Items from a data source:
==============================

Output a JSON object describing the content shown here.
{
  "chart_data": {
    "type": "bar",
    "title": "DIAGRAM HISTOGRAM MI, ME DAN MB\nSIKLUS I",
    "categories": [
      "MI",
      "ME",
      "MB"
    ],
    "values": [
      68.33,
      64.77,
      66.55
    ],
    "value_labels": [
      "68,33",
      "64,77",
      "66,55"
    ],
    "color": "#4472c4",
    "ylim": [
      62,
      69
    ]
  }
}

==============================

• INSTRUCTION: Give back the data above exactly as it appears.

• ANSWER TO THE PROBLEM:
Output a JSON object describing the content shown here.
{
  "chart_data": {
    "type": "bar",
    "title": "DIAGRAM HISTOGRAM MI, ME DAN MB\nSIKLUS I",
    "categories": [
      "MI",
      "ME",
      "MB"
    ],
    "values": [
      68.33,
      64.77,
      66.55
    ],
    "value_labels": [
      "68,33",
      "64,77",
      "66,55"
    ],
    "color": "#4472c4",
    "ylim": [
      62,
      69
    ]
  }
}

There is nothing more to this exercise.